**What is required:**
The entries below are to be repeated exactly as they stand.

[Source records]
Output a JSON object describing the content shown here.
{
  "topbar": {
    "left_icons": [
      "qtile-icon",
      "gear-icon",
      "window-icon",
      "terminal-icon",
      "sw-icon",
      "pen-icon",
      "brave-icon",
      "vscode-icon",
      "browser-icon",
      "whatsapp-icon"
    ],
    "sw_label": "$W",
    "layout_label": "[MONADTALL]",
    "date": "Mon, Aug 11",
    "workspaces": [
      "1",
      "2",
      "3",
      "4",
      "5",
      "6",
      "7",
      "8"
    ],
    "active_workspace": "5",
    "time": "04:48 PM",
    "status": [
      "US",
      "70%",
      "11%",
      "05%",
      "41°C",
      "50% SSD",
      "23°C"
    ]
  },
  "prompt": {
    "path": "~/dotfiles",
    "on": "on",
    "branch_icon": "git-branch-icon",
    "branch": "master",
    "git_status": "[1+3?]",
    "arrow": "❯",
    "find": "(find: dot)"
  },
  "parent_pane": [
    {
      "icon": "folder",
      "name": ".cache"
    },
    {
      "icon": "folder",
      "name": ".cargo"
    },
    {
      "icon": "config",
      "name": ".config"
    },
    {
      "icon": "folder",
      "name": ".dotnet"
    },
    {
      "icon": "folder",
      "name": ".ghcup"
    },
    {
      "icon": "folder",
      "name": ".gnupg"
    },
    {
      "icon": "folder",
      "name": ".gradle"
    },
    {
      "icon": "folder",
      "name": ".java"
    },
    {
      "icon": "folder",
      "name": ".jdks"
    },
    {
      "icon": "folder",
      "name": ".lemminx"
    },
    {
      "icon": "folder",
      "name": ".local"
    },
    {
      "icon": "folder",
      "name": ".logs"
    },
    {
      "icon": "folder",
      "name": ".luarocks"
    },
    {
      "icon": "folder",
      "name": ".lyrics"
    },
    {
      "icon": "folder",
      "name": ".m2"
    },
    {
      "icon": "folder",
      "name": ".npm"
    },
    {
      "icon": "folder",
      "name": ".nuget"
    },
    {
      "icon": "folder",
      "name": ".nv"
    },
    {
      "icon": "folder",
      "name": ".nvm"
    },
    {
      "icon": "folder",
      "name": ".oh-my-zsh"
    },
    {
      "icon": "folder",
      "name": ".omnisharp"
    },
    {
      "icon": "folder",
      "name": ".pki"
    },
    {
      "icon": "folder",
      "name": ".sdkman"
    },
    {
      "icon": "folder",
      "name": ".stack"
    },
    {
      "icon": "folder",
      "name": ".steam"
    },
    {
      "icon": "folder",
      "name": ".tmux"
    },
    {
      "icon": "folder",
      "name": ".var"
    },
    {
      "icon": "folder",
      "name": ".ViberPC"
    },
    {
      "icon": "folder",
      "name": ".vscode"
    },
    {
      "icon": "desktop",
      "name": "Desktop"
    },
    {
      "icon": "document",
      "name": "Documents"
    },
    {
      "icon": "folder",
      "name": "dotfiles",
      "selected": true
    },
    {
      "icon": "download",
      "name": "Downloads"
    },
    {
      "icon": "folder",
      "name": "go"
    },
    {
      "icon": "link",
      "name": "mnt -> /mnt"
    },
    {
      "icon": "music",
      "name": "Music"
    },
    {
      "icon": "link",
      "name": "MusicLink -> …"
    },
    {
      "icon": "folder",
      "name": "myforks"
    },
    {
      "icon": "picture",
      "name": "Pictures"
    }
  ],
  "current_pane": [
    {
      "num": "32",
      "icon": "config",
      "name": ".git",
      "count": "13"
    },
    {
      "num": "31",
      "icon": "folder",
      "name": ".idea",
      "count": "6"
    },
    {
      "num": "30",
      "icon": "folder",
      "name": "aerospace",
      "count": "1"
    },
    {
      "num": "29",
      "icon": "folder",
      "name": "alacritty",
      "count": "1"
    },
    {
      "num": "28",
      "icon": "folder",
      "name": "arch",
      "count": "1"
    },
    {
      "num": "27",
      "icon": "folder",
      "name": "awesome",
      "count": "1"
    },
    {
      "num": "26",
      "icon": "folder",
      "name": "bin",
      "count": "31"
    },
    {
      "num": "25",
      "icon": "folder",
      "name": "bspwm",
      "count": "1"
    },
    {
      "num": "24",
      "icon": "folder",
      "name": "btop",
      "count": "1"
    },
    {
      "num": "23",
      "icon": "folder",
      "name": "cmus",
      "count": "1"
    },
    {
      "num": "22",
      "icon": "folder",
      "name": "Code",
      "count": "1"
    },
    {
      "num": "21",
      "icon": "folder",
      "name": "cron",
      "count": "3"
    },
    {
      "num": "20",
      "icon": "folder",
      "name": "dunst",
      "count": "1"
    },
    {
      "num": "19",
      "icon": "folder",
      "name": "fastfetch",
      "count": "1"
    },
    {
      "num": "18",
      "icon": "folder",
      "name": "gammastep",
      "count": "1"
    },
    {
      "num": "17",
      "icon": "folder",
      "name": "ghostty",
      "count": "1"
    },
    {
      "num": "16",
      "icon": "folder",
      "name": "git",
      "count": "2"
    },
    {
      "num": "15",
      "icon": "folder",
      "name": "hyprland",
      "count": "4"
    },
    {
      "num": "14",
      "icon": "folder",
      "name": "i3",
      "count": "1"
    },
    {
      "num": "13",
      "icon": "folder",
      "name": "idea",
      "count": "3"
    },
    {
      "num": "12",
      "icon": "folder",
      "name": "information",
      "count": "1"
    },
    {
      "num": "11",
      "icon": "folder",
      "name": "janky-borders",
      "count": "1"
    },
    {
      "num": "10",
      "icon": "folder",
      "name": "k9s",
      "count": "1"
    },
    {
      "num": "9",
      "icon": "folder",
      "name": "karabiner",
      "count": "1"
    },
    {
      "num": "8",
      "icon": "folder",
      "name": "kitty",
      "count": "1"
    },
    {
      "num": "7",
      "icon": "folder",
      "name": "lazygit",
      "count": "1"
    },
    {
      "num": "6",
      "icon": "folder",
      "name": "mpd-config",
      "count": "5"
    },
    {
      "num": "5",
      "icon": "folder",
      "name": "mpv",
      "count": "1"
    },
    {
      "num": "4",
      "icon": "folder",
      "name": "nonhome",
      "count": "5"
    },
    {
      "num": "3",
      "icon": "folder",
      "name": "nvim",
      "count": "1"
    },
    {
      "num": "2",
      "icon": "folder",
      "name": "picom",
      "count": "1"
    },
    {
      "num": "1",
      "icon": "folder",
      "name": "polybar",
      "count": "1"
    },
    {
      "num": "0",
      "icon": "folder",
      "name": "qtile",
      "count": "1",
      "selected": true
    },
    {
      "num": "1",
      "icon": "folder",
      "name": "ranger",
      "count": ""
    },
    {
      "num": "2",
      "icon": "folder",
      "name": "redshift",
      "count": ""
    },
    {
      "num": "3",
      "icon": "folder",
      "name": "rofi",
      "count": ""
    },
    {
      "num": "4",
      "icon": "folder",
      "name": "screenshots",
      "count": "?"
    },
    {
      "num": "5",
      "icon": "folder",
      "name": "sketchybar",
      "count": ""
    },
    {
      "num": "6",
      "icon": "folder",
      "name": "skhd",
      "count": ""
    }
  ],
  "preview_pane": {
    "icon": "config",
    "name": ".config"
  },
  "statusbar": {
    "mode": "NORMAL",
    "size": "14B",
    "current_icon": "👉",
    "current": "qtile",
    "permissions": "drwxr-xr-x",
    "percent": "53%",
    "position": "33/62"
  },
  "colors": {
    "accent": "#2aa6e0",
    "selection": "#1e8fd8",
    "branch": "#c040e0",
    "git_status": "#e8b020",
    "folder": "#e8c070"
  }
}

**Final result:**
Output a JSON object describing the content shown here.
{
  "topbar": {
    "left_icons": [
      "qtile-icon",
      "gear-icon",
      "window-icon",
      "terminal-icon",
      "sw-icon",
      "pen-icon",
      "brave-icon",
      "vscode-icon",
      "browser-icon",
      "whatsapp-icon"
    ],
    "sw_label": "$W",
    "layout_label": "[MONADTALL]",
    "date": "Mon, Aug 11",
    "workspaces": [
      "1",
      "2",
      "3",
      "4",
      "5",
      "6",
      "7",
      "8"
    ],
    "active_workspace": "5",
    "time": "04:48 PM",
    "status": [
      "US",
      "70%",
      "11%",
      "05%",
      "41°C",
      "50% SSD",
      "23°C"
    ]
  },
  "prompt": {
    "path": "~/dotfiles",
    "on": "on",
    "branch_icon": "git-branch-icon",
    "branch": "master",
    "git_status": "[1+3?]",
    "arrow": "❯",
    "find": "(find: dot)"
  },
  "parent_pane": [
    {
      "icon": "folder",
      "name": ".cache"
    },
    {
      "icon": "folder",
      "name": ".cargo"
    },
    {
      "icon": "config",
      "name": ".config"
    },
    {
      "icon": "folder",
      "name": ".dotnet"
    },
    {
      "icon": "folder",
      "name": ".ghcup"
    },
    {
      "icon": "folder",
      "name": ".gnupg"
    },
    {
      "icon": "folder",
      "name": ".gradle"
    },
    {
      "icon": "folder",
      "name": ".java"
    },
    {
      "icon": "folder",
      "name": ".jdks"
    },
    {
      "icon": "folder",
      "name": ".lemminx"
    },
    {
      "icon": "folder",
      "name": ".local"
    },
    {
      "icon": "folder",
      "name": ".logs"
    },
    {
      "icon": "folder",
      "name": ".luarocks"
    },
    {
      "icon": "folder",
      "name": ".lyrics"
    },
    {
      "icon": "folder",
      "name": ".m2"
    },
    {
      "icon": "folder",
      "name": ".npm"
    },
    {
      "icon": "folder",
      "name": ".nuget"
    },
    {
      "icon": "folder",
      "name": ".nv"
    },
    {
      "icon": "folder",
      "name": ".nvm"
    },
    {
      "icon": "folder",
      "name": ".oh-my-zsh"
    },
    {
      "icon": "folder",
      "name": ".omnisharp"
    },
    {
      "icon": "folder",
      "name": ".pki"
    },
    {
      "icon": "folder",
      "name": ".sdkman"
    },
    {
      "icon": "folder",
      "name": ".stack"
    },
    {
      "icon": "folder",
      "name": ".steam"
    },
    {
      "icon": "folder",
      "name": ".tmux"
    },
    {
      "icon": "folder",
      "name": ".var"
    },
    {
      "icon": "folder",
      "name": ".ViberPC"
    },
    {
      "icon": "folder",
      "name": ".vscode"
    },
    {
      "icon": "desktop",
      "name": "Desktop"
    },
    {
      "icon": "document",
      "name": "Documents"
    },
    {
      "icon": "folder",
      "name": "dotfiles",
      "selected": true
    },
    {
      "icon": "download",
      "name": "Downloads"
    },
    {
      "icon": "folder",
      "name": "go"
    },
    {
      "icon": "link",
      "name": "mnt -> /mnt"
    },
    {
      "icon": "music",
      "name": "Music"
    },
    {
      "icon": "link",
      "name": "MusicLink -> …"
    },
    {
      "icon": "folder",
      "name": "myforks"
    },
    {
      "icon": "picture",
      "name": "Pictures"
    }
  ],
  "current_pane": [
    {
      "num": "32",
      "icon": "config",
      "name": ".git",
      "count": "13"
    },
    {
      "num": "31",
      "icon": "folder",
      "name": ".idea",
      "count": "6"
    },
    {
      "num": "30",
      "icon": "folder",
      "name": "aerospace",
      "count": "1"
    },
    {
      "num": "29",
      "icon": "folder",
      "name": "alacritty",
      "count": "1"
    },
    {
      "num": "28",
      "icon": "folder",
      "name": "arch",
      "count": "1"
    },
    {
      "num": "27",
      "icon": "folder",
      "name": "awesome",
      "count": "1"
    },
    {
      "num": "26",
      "icon": "folder",
      "name": "bin",
      "count": "31"
    },
    {
      "num": "25",
      "icon": "folder",
      "name": "bspwm",
      "count": "1"
    },
    {
      "num": "24",
      "icon": "folder",
      "name": "btop",
      "count": "1"
    },
    {
      "num": "23",
      "icon": "folder",
      "name": "cmus",
      "count": "1"
    },
    {
      "num": "22",
      "icon": "folder",
      "name": "Code",
      "count": "1"
    },
    {
      "num": "21",
      "icon": "folder",
      "name": "cron",
      "count": "3"
    },
    {
      "num": "20",
      "icon": "folder",
      "name": "dunst",
      "count": "1"
    },
    {
      "num": "19",
      "icon": "folder",
      "name": "fastfetch",
      "count": "1"
    },
    {
      "num": "18",
      "icon": "folder",
      "name": "gammastep",
      "count": "1"
    },
    {
      "num": "17",
      "icon": "folder",
      "name": "ghostty",
      "count": "1"
    },
    {
      "num": "16",
      "icon": "folder",
      "name": "git",
      "count": "2"
    },
    {
      "num": "15",
      "icon": "folder",
      "name": "hyprland",
      "count": "4"
    },
    {
      "num": "14",
      "icon": "folder",
      "name": "i3",
      "count": "1"
    },
    {
      "num": "13",
      "icon": "folder",
      "name": "idea",
      "count": "3"
    },
    {
      "num": "12",
      "icon": "folder",
      "name": "information",
      "count": "1"
    },
    {
      "num": "11",
      "icon": "folder",
      "name": "janky-borders",
      "count": "1"
    },
    {
      "num": "10",
      "icon": "folder",
      "name": "k9s",
      "count": "1"
    },
    {
      "num": "9",
      "icon": "folder",
      "name": "karabiner",
      "count": "1"
    },
    {
      "num": "8",
      "icon": "folder",
      "name": "kitty",
      "count": "1"
    },
    {
      "num": "7",
      "icon": "folder",
      "name": "lazygit",
      "count": "1"
    },
    {
      "num": "6",
      "icon": "folder",
      "name": "mpd-config",
      "count": "5"
    },
    {
      "num": "5",
      "icon": "folder",
      "name": "mpv",
      "count": "1"
    },
    {
      "num": "4",
      "icon": "folder",
      "name": "nonhome",
      "count": "5"
    },
    {
      "num": "3",
      "icon": "folder",
      "name": "nvim",
      "count": "1"
    },
    {
      "num": "2",
      "icon": "folder",
      "name": "picom",
      "count": "1"
    },
    {
      "num": "1",
      "icon": "folder",
      "name": "polybar",
      "count": "1"
    },
    {
      "num": "0",
      "icon": "folder",
      "name": "qtile",
      "count": "1",
      "selected": true
    },
    {
      "num": "1",
      "icon": "folder",
      "name": "ranger",
      "count": ""
    },
    {
      "num": "2",
      "icon": "folder",
      "name": "redshift",
      "count": ""
    },
    {
      "num": "3",
      "icon": "folder",
      "name": "rofi",
      "count": ""
    },
    {
      "num": "4",
      "icon": "folder",
      "name": "screenshots",
      "count": "?"
    },
    {
      "num": "5",
      "icon": "folder",
      "name": "sketchybar",
      "count": ""
    },
    {
      "num": "6",
      "icon": "folder",
      "name": "skhd",
      "count": ""
    }
  ],
  "preview_pane": {
    "icon": "config",
    "name": ".config"
  },
  "statusbar": {
    "mode": "NORMAL",
    "size": "14B",
    "current_icon": "👉",
    "current": "qtile",
    "permissions": "drwxr-xr-x",
    "percent": "53%",
    "position": "33/62"
  },
  "colors": {
    "accent": "#2aa6e0",
    "selection": "#1e8fd8",
    "branch": "#c040e0",
    "git_status": "#e8b020",
    "folder": "#e8c070"
  }
}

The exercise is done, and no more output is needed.